[Figure collection entries]
......

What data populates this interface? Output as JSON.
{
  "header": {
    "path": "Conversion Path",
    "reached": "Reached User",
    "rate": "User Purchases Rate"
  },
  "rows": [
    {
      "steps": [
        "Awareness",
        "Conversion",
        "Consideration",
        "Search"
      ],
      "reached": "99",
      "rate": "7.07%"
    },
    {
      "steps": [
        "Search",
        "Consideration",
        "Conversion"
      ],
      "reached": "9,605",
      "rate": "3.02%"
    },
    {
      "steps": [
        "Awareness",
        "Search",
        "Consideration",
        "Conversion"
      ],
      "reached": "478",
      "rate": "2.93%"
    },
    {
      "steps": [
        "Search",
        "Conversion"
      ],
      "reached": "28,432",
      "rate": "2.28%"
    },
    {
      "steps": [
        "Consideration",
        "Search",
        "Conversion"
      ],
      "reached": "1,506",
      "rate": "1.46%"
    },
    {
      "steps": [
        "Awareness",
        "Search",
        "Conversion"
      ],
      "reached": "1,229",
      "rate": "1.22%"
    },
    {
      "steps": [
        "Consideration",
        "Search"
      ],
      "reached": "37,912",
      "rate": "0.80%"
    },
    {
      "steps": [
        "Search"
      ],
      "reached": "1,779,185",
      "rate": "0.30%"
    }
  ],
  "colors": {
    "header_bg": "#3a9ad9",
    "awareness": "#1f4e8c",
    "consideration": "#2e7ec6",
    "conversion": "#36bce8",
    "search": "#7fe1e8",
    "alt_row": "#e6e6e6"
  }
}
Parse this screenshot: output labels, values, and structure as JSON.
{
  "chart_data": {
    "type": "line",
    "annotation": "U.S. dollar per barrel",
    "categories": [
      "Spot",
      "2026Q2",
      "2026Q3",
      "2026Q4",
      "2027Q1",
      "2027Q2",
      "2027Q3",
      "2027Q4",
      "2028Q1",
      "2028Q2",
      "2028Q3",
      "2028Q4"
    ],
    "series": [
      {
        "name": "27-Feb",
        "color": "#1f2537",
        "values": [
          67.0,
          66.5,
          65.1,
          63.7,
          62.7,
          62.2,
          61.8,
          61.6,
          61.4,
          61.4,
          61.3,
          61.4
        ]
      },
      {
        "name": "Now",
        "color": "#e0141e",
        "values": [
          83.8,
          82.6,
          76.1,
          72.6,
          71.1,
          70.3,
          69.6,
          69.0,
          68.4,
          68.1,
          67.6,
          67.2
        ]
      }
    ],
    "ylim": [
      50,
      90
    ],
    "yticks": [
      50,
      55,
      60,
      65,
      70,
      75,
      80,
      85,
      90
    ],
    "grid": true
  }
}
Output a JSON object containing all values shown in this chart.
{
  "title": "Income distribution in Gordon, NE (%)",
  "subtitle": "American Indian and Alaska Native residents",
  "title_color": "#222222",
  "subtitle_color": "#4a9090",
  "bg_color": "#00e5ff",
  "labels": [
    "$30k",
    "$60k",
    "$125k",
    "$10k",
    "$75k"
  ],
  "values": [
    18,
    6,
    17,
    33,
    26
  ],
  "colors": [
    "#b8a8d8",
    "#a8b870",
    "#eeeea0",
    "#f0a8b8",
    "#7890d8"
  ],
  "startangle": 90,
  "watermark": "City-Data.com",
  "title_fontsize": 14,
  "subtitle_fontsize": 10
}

......

Problem requirements:
Copy out exactly the lines from the line with "Output a JSON" to the end of the listing, including both of those lines, and give nothing else.

Written response:
Output a JSON object containing all values shown in this chart.
{
  "title": "Income distribution in Gordon, NE (%)",
  "subtitle": "American Indian and Alaska Native residents",
  "title_color": "#222222",
  "subtitle_color": "#4a9090",
  "bg_color": "#00e5ff",
  "labels": [
    "$30k",
    "$60k",
    "$125k",
    "$10k",
    "$75k"
  ],
  "values": [
    18,
    6,
    17,
    33,
    26
  ],
  "colors": [
    "#b8a8d8",
    "#a8b870",
    "#eeeea0",
    "#f0a8b8",
    "#7890d8"
  ],
  "startangle": 90,
  "watermark": "City-Data.com",
  "title_fontsize": 14,
  "subtitle_fontsize": 10
}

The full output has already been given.